Prompt:
Copy out all lines where "only" appears.

Given records:
'''

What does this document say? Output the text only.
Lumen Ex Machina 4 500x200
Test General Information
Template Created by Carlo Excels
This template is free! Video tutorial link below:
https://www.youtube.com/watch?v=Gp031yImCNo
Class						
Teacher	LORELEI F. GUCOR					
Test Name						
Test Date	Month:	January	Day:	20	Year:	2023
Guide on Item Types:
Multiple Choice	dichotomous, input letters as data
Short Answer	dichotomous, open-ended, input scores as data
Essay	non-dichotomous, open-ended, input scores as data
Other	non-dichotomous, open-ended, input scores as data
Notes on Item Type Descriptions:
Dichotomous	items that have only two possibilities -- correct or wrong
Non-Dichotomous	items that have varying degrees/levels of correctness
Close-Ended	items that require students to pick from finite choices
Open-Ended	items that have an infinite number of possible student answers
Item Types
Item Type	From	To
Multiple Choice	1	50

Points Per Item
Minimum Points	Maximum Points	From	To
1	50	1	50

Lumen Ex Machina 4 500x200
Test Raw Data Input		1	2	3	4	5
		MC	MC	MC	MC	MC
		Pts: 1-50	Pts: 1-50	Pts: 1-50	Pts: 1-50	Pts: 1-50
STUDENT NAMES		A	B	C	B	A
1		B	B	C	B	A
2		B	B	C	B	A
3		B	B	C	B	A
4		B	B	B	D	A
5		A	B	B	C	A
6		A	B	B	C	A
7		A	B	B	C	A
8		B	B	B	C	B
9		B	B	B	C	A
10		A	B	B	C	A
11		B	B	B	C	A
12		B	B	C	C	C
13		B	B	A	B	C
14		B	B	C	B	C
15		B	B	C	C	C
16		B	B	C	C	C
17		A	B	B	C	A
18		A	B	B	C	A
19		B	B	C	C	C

'''
'''

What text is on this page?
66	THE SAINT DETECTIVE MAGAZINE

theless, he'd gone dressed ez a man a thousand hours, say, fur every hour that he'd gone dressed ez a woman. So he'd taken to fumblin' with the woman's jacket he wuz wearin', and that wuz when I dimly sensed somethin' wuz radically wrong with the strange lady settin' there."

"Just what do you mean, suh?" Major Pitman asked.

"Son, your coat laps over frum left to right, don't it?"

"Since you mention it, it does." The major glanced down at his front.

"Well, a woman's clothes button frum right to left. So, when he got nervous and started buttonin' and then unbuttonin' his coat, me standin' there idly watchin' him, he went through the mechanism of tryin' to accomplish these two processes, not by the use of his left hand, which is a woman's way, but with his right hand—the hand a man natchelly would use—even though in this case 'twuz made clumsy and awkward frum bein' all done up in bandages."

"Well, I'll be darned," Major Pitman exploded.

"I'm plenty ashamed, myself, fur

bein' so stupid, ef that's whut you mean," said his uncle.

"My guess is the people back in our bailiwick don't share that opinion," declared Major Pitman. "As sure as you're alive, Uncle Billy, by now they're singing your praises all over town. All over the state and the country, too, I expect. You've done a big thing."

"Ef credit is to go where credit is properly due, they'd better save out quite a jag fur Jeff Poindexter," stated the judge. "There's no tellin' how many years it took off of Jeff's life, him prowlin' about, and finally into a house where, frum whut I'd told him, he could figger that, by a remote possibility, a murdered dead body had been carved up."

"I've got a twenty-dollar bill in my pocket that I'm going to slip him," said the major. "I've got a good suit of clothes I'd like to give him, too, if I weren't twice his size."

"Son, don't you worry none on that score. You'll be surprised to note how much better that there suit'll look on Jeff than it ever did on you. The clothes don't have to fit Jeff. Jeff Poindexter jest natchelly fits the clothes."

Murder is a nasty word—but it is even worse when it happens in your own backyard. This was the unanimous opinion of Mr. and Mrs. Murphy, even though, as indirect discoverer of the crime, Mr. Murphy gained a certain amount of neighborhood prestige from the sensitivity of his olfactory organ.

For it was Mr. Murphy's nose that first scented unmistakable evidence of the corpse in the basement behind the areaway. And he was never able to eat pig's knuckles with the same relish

'''

Exercise answer:
What does this document say? Output the text only.
Dichotomous	items that have only two possibilities -- correct or wrong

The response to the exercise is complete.